>>>>>
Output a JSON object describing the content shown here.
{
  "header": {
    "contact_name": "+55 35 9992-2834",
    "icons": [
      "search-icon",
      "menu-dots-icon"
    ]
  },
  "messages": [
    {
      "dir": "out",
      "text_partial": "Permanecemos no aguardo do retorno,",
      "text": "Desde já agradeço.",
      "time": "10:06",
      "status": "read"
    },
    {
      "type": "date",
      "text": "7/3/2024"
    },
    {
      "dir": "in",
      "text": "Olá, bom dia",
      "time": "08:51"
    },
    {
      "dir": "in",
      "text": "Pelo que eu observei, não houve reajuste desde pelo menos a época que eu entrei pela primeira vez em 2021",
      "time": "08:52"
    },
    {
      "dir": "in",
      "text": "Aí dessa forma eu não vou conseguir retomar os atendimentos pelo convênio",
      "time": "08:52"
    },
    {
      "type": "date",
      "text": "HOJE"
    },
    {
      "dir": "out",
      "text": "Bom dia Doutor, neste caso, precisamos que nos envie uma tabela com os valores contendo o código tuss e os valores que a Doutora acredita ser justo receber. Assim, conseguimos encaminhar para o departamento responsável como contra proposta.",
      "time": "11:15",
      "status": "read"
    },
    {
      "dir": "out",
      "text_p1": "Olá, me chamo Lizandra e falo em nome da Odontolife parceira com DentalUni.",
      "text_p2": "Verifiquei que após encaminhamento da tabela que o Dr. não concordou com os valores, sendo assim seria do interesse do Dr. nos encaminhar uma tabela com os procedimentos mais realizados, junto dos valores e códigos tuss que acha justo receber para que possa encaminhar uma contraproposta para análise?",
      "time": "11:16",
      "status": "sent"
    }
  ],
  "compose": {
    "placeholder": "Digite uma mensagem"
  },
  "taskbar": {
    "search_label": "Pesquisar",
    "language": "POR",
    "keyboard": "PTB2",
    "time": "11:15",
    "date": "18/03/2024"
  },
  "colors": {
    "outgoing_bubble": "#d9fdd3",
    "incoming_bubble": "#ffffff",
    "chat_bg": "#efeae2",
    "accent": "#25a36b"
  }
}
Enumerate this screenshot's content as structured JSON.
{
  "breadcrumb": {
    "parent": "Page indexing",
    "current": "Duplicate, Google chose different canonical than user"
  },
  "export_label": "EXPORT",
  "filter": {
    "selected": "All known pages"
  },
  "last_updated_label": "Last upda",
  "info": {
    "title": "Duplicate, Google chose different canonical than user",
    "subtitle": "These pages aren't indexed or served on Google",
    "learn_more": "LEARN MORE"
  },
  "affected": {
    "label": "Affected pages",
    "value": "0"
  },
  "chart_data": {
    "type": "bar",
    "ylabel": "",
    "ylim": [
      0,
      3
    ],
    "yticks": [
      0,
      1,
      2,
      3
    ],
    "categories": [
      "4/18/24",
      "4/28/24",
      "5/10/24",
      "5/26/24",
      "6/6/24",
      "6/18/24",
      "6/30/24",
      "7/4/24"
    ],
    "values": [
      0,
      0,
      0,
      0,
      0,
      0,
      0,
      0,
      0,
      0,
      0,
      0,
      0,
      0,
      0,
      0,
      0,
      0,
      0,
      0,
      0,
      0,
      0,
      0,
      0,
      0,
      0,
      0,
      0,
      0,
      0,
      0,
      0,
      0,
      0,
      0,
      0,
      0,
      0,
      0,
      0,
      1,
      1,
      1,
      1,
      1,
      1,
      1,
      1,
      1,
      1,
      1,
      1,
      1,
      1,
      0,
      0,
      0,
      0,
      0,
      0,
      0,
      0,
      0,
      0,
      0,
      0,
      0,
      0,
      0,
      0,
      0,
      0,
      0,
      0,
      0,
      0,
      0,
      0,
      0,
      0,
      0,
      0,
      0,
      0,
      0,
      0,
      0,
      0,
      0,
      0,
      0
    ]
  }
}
<<<<<
→ Given instruction:
Find the lines above that contain the word "time" and collect them.

→ Complete response:
      "time": "10:06",
      "time": "08:51"
      "time": "08:52"
      "time": "08:52"
      "time": "11:15",
      "time": "11:16",
    "time": "11:15",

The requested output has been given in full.